Dataset rows about figures:
-----

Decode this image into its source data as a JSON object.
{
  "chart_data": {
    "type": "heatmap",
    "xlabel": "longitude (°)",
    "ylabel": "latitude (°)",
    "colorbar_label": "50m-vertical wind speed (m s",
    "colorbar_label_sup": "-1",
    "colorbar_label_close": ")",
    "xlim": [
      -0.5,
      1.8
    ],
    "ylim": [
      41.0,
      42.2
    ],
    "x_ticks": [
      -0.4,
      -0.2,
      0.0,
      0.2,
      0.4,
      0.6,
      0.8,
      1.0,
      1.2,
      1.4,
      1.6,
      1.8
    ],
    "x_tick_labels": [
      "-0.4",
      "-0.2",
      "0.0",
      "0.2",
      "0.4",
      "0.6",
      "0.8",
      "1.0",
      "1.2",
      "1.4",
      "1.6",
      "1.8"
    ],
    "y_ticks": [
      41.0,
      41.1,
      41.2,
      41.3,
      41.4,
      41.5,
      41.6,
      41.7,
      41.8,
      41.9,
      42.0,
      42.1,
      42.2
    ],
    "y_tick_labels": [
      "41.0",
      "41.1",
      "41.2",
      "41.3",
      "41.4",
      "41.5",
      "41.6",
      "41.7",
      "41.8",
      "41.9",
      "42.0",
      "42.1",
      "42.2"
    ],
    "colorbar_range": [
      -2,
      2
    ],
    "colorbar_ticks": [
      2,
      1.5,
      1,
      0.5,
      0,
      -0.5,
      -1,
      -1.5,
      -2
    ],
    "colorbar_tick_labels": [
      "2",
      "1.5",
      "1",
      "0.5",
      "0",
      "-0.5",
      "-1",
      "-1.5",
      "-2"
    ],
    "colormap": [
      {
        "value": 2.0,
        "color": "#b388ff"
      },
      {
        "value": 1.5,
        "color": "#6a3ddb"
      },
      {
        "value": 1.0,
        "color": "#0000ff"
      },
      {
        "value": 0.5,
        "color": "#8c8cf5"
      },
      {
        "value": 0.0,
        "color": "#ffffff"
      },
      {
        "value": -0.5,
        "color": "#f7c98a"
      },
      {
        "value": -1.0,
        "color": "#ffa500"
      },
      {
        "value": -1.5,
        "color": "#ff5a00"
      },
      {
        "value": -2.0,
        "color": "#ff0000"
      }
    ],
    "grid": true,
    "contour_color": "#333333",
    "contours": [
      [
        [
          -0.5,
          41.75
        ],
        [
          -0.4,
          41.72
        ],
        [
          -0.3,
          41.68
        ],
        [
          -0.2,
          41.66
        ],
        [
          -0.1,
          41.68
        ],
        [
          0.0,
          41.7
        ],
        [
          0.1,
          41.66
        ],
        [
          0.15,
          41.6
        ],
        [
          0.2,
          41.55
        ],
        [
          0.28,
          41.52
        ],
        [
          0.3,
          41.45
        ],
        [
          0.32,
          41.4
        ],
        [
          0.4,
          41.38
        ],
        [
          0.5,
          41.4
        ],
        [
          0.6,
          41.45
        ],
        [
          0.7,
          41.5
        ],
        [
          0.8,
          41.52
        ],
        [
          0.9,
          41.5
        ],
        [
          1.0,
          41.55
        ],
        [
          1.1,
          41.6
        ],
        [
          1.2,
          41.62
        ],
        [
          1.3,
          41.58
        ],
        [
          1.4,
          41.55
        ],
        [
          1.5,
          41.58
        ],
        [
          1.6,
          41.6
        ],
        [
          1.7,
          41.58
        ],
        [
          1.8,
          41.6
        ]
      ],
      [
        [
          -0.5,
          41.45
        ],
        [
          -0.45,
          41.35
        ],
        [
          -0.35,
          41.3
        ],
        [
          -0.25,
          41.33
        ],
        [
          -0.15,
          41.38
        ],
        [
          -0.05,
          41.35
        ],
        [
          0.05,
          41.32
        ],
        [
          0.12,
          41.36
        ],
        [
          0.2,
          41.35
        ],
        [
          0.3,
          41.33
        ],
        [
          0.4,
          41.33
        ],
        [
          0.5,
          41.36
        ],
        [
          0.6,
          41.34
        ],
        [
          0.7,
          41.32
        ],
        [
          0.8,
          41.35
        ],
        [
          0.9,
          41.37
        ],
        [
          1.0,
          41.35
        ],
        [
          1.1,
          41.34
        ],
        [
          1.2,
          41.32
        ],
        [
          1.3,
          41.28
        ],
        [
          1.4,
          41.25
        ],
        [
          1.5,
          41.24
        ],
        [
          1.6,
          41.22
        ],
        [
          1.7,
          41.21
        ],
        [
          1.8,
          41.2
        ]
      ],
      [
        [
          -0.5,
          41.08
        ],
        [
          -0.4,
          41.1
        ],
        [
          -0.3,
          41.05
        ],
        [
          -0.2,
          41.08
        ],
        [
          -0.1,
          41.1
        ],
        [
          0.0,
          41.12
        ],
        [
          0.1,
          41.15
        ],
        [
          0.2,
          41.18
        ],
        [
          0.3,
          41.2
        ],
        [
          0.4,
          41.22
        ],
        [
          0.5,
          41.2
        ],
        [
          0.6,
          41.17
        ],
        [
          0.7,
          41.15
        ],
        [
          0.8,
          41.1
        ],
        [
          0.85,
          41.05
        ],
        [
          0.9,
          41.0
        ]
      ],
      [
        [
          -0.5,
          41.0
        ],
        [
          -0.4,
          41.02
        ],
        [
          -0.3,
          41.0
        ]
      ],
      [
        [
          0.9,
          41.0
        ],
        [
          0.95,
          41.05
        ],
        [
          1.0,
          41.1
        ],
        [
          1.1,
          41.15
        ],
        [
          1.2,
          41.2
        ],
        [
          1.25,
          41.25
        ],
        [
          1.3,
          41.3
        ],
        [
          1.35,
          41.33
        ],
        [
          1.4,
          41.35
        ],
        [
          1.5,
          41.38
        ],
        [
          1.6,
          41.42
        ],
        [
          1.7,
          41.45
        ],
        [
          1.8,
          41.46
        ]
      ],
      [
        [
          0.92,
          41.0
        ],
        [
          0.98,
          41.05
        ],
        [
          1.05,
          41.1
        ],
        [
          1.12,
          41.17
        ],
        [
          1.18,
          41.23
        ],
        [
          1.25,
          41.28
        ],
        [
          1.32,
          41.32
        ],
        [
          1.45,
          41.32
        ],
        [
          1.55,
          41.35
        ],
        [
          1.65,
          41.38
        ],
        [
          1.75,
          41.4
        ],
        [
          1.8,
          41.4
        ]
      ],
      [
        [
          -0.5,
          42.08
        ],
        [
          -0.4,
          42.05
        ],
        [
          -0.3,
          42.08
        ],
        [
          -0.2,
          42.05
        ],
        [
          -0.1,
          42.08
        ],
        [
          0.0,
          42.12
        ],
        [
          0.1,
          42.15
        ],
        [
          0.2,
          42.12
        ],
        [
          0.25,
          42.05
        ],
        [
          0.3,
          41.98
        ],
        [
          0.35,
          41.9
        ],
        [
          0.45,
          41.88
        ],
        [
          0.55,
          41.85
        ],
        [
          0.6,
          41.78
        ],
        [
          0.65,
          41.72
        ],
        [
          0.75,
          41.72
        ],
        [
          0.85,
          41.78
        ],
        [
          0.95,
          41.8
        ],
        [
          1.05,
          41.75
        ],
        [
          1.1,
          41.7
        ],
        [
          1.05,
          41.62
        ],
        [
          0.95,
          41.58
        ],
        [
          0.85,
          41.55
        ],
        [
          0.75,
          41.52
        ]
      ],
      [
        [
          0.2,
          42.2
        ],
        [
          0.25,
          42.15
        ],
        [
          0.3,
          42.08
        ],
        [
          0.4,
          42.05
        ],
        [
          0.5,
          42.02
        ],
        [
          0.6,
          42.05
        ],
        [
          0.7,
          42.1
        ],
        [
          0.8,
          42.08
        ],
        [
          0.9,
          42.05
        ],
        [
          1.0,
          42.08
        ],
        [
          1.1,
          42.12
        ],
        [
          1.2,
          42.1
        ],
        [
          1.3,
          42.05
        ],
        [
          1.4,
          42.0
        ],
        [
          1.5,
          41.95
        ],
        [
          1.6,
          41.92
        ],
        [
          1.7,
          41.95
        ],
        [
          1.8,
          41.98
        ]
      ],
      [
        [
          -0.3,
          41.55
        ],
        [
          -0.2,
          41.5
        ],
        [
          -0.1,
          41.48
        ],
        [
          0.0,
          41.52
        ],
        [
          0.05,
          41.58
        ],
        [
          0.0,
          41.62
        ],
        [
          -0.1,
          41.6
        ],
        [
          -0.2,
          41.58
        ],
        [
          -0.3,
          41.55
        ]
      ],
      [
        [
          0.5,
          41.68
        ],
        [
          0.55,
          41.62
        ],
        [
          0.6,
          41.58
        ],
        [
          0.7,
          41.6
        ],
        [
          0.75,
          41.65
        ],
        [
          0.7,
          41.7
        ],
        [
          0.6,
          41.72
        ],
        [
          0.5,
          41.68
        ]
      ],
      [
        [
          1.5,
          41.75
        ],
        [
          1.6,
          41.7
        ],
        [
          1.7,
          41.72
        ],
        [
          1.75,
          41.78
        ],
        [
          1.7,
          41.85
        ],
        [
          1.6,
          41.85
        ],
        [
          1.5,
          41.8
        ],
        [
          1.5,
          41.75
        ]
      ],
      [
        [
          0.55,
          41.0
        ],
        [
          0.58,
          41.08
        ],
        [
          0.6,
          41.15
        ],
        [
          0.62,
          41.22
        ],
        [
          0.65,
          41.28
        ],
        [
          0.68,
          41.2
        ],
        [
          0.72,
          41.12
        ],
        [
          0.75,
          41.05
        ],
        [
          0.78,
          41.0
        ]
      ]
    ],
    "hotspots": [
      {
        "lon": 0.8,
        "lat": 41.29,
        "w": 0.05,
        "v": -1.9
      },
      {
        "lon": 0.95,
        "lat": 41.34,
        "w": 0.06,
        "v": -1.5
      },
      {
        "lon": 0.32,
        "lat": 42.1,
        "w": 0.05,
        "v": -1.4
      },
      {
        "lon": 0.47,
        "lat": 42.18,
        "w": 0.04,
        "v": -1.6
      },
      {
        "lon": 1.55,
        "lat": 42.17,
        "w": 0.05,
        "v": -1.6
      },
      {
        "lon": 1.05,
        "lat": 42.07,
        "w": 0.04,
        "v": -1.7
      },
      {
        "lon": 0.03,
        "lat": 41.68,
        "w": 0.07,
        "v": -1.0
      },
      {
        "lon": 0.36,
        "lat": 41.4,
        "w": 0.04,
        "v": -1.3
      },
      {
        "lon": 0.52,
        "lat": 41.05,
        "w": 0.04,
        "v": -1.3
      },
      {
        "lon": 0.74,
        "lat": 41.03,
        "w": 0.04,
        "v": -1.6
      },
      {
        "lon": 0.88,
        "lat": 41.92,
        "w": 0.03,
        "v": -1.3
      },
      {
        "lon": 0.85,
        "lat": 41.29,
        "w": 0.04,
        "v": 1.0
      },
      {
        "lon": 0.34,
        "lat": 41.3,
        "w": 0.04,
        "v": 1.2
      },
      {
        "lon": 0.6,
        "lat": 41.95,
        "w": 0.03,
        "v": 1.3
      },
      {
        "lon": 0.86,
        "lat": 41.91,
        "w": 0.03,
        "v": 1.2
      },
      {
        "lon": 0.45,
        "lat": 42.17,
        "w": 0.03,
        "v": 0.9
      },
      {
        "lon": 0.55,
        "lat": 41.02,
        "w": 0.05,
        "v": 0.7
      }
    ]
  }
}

-----

Stated problem:
Check each line above for the string "value" and show the ones that have it.

Answer to the task:
        "value": 2.0,
        "value": 1.5,
        "value": 1.0,
        "value": 0.5,
        "value": 0.0,
        "value": -0.5,
        "value": -1.0,
        "value": -1.5,
        "value": -2.0,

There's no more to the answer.